Excerpts from a figure dataset
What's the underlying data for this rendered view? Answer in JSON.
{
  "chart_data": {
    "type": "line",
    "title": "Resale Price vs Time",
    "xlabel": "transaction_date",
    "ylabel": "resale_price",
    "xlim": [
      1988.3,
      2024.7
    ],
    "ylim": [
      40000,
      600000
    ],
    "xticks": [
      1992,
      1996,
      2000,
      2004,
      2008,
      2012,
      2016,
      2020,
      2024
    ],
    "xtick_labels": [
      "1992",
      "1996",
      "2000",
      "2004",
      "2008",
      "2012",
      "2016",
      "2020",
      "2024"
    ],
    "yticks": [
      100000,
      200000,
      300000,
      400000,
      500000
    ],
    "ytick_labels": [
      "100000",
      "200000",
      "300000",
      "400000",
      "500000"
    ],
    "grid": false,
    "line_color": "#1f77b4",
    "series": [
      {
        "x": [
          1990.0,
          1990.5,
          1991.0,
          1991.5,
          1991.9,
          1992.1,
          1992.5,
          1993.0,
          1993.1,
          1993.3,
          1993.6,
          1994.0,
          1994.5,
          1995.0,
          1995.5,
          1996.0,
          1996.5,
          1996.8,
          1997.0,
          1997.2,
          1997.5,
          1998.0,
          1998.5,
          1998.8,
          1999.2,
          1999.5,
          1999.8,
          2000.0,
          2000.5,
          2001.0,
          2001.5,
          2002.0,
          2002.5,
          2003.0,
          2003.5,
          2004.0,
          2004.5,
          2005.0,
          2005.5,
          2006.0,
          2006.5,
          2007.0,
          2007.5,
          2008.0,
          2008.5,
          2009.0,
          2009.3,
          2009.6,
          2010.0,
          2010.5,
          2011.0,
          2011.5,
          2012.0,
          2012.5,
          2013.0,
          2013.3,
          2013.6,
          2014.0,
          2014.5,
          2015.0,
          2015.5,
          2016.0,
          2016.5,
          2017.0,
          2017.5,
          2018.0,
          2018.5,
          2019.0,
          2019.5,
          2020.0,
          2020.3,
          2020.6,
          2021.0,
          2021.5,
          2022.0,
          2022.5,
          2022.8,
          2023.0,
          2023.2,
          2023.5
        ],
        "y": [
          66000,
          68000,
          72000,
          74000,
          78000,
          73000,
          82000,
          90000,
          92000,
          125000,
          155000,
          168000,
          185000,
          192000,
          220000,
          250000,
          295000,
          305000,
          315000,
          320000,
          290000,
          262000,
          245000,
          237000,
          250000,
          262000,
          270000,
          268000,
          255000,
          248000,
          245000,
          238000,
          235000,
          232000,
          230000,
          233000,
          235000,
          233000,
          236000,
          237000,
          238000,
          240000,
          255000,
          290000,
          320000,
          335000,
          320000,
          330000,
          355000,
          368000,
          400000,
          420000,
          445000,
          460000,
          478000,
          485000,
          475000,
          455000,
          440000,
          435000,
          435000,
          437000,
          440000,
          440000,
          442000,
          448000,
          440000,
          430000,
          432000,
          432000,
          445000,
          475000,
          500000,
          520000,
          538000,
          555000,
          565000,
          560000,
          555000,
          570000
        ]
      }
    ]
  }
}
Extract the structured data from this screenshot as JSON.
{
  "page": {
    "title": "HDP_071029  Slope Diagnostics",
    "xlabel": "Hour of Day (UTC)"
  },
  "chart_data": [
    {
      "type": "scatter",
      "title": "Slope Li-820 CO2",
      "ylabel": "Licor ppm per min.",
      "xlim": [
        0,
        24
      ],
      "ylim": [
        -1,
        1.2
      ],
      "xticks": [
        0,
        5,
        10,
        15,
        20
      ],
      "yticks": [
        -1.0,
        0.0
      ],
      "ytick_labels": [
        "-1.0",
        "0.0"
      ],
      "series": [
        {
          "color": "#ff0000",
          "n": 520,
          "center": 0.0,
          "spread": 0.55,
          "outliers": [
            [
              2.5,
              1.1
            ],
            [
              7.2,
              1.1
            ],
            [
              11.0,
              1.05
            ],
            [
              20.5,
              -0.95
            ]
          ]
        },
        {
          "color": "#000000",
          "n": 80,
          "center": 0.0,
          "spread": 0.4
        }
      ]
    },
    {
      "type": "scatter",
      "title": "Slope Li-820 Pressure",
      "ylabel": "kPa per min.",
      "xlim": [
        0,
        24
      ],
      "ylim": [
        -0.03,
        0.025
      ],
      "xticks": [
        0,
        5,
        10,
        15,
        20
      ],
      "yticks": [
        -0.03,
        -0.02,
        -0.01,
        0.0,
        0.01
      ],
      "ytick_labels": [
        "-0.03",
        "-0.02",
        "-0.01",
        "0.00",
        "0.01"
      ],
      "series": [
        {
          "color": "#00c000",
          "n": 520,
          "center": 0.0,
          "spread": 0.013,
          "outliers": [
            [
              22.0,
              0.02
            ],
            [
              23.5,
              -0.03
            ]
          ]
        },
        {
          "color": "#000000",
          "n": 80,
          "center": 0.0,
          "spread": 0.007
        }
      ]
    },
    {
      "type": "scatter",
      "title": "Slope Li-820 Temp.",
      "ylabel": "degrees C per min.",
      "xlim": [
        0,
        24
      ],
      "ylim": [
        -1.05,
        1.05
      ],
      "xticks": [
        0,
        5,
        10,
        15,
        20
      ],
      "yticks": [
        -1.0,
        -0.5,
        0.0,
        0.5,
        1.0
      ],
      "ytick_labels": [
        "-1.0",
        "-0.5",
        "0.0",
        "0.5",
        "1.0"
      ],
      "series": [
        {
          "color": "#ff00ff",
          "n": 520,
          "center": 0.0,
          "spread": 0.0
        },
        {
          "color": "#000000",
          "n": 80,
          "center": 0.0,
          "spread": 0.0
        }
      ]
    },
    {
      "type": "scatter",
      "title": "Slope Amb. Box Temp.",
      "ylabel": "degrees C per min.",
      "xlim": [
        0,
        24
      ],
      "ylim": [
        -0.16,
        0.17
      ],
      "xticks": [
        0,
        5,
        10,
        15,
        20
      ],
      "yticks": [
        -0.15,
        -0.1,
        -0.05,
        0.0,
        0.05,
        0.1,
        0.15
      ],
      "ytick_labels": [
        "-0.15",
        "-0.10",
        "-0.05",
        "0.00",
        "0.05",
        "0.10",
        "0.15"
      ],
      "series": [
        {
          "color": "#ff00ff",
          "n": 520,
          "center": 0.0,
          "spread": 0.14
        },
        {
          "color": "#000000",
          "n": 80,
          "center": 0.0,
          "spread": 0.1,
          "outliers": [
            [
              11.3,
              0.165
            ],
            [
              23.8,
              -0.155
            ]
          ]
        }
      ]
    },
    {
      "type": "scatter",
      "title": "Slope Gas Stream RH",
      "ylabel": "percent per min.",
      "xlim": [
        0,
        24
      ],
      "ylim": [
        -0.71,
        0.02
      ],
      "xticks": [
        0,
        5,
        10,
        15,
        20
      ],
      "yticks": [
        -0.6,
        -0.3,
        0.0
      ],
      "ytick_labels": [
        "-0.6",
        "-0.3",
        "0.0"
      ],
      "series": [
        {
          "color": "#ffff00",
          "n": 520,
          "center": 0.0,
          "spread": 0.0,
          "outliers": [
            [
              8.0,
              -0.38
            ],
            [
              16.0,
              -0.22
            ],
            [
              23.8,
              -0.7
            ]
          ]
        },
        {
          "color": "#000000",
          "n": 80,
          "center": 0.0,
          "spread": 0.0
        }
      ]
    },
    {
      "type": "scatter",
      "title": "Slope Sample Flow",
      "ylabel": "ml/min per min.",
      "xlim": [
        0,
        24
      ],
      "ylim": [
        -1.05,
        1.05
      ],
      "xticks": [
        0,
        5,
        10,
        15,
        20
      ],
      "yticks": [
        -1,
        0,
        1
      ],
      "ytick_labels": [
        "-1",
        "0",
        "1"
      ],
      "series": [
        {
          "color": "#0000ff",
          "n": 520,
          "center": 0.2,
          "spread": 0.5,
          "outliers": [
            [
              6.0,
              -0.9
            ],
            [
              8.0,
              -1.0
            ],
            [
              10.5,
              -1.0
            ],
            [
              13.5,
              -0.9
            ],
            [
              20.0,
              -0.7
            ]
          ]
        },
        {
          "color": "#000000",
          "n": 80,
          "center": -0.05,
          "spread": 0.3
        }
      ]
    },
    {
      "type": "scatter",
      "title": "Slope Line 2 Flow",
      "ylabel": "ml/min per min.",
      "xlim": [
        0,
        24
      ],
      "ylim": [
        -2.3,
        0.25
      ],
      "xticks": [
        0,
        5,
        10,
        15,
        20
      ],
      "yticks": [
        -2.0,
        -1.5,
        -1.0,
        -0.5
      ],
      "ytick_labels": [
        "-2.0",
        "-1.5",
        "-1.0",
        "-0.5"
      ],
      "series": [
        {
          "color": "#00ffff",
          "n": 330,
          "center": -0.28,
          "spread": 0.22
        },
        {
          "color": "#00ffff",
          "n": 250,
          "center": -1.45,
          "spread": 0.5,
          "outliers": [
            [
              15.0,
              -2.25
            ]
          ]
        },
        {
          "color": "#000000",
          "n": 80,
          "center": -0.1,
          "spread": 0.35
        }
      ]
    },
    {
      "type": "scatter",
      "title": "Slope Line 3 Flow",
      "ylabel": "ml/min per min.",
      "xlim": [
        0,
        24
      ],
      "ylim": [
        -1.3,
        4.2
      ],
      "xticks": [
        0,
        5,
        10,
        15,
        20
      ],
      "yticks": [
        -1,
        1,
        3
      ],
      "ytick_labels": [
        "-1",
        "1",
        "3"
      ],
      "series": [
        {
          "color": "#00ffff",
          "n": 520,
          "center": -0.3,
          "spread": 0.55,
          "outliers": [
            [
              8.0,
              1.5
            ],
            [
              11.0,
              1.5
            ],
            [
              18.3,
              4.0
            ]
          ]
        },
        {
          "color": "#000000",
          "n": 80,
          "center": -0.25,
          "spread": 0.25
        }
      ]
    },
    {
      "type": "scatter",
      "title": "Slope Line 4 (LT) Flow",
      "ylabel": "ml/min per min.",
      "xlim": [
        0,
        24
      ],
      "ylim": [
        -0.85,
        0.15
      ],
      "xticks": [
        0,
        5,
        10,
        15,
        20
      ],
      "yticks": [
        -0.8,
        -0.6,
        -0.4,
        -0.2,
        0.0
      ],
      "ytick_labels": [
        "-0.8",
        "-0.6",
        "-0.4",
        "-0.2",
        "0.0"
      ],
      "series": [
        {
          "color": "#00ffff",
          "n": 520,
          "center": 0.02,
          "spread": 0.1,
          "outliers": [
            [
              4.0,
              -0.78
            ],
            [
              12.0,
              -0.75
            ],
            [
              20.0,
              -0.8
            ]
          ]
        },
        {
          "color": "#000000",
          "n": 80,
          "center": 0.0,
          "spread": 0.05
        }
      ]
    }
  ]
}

■ TASK OBJECTIVE
Within the listing above, find every line containing the string "Slope" and return it.

■ ANSWER BELOW
    "title": "HDP_071029  Slope Diagnostics",
      "title": "Slope Li-820 CO2",
      "title": "Slope Li-820 Pressure",
      "title": "Slope Li-820 Temp.",
      "title": "Slope Amb. Box Temp.",
      "title": "Slope Gas Stream RH",
      "title": "Slope Sample Flow",
      "title": "Slope Line 2 Flow",
      "title": "Slope Line 3 Flow",
      "title": "Slope Line 4 (LT) Flow",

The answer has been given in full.